■ **YOUR GOAL**
Please retype the records below exactly, leaving out any pictures.

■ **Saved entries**
◆ ◆ ◆ ◆
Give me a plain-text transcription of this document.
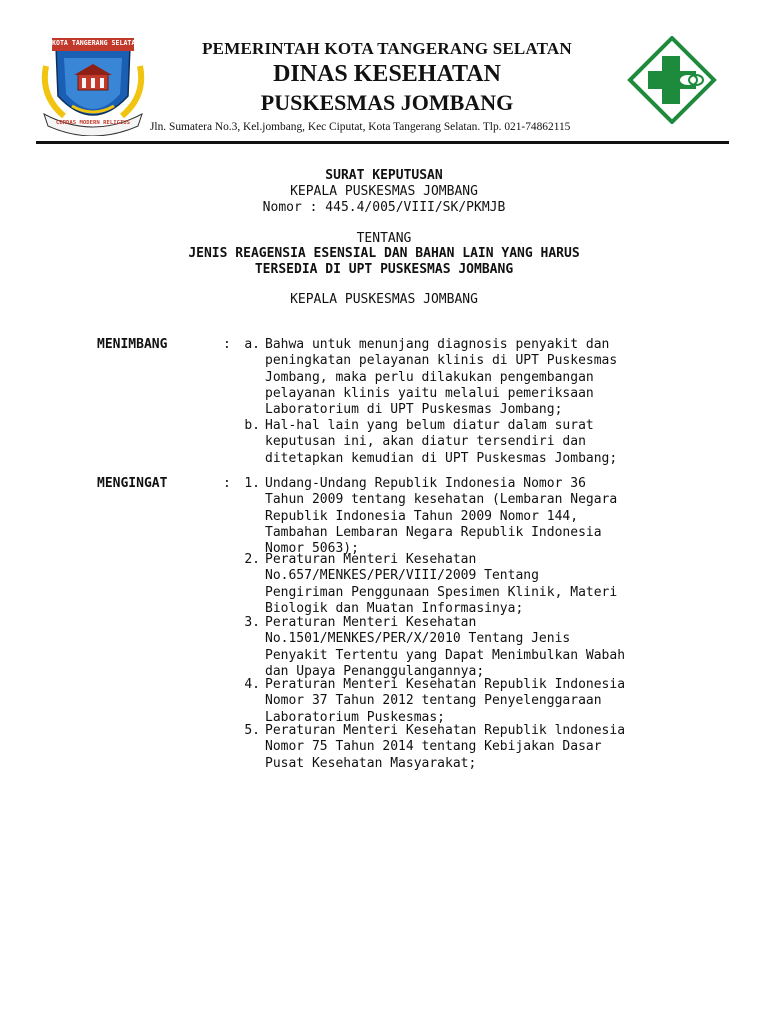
KOTA TANGERANG SELATAN
CERDAS MODERN RELIGIUS
PEMERINTAH KOTA TANGERANG SELATAN
DINAS KESEHATAN
PUSKESMAS JOMBANG
Jln. Sumatera No.3, Kel.jombang, Kec Ciputat, Kota Tangerang Selatan. Tlp. 021-74862115
SURAT KEPUTUSAN
KEPALA PUSKESMAS JOMBANG
Nomor : 445.4/005/VIII/SK/PKMJB
TENTANG
JENIS REAGENSIA ESENSIAL DAN BAHAN LAIN YANG HARUS
TERSEDIA DI UPT PUSKESMAS JOMBANG
KEPALA PUSKESMAS JOMBANG
MENIMBANG	:	a. Bahwa untuk menunjang diagnosis penyakit dan
peningkatan pelayanan klinis di UPT Puskesmas
Jombang, maka perlu dilakukan pengembangan
pelayanan klinis yaitu melalui pemeriksaan
Laboratorium di UPT Puskesmas Jombang;
b. Hal-hal lain yang belum diatur dalam surat
keputusan ini, akan diatur tersendiri dan
ditetapkan kemudian di UPT Puskesmas Jombang;
MENGINGAT	:	1. Undang-Undang Republik Indonesia Nomor 36
Tahun 2009 tentang kesehatan (Lembaran Negara
Republik Indonesia Tahun 2009 Nomor 144,
Tambahan Lembaran Negara Republik Indonesia
Nomor 5063);
2. Peraturan Menteri Kesehatan
No.657/MENKES/PER/VIII/2009 Tentang
Pengiriman Penggunaan Spesimen Klinik, Materi
Biologik dan Muatan Informasinya;
3. Peraturan Menteri Kesehatan
No.1501/MENKES/PER/X/2010 Tentang Jenis
Penyakit Tertentu yang Dapat Menimbulkan Wabah
dan Upaya Penanggulangannya;
4. Peraturan Menteri Kesehatan Republik Indonesia
Nomor 37 Tahun 2012 tentang Penyelenggaraan
Laboratorium Puskesmas;
5. Peraturan Menteri Kesehatan Republik lndonesia
Nomor 75 Tahun 2014 tentang Kebijakan Dasar
Pusat Kesehatan Masyarakat;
◆ ◆ ◆ ◆
■ **EXERCISE SOLUTION**
Give me a plain-text transcription of this document.
KOTA TANGERANG SELATAN
CERDAS MODERN RELIGIUS
PEMERINTAH KOTA TANGERANG SELATAN
DINAS KESEHATAN
PUSKESMAS JOMBANG
Jln. Sumatera No.3, Kel.jombang, Kec Ciputat, Kota Tangerang Selatan. Tlp. 021-74862115
SURAT KEPUTUSAN
KEPALA PUSKESMAS JOMBANG
Nomor : 445.4/005/VIII/SK/PKMJB
TENTANG
JENIS REAGENSIA ESENSIAL DAN BAHAN LAIN YANG HARUS
TERSEDIA DI UPT PUSKESMAS JOMBANG
KEPALA PUSKESMAS JOMBANG
MENIMBANG	:	a. Bahwa untuk menunjang diagnosis penyakit dan
peningkatan pelayanan klinis di UPT Puskesmas
Jombang, maka perlu dilakukan pengembangan
pelayanan klinis yaitu melalui pemeriksaan
Laboratorium di UPT Puskesmas Jombang;
b. Hal-hal lain yang belum diatur dalam surat
keputusan ini, akan diatur tersendiri dan
ditetapkan kemudian di UPT Puskesmas Jombang;
MENGINGAT	:	1. Undang-Undang Republik Indonesia Nomor 36
Tahun 2009 tentang kesehatan (Lembaran Negara
Republik Indonesia Tahun 2009 Nomor 144,
Tambahan Lembaran Negara Republik Indonesia
Nomor 5063);
2. Peraturan Menteri Kesehatan
No.657/MENKES/PER/VIII/2009 Tentang
Pengiriman Penggunaan Spesimen Klinik, Materi
Biologik dan Muatan Informasinya;
3. Peraturan Menteri Kesehatan
No.1501/MENKES/PER/X/2010 Tentang Jenis
Penyakit Tertentu yang Dapat Menimbulkan Wabah
dan Upaya Penanggulangannya;
4. Peraturan Menteri Kesehatan Republik Indonesia
Nomor 37 Tahun 2012 tentang Penyelenggaraan
Laboratorium Puskesmas;
5. Peraturan Menteri Kesehatan Republik lndonesia
Nomor 75 Tahun 2014 tentang Kebijakan Dasar
Pusat Kesehatan Masyarakat;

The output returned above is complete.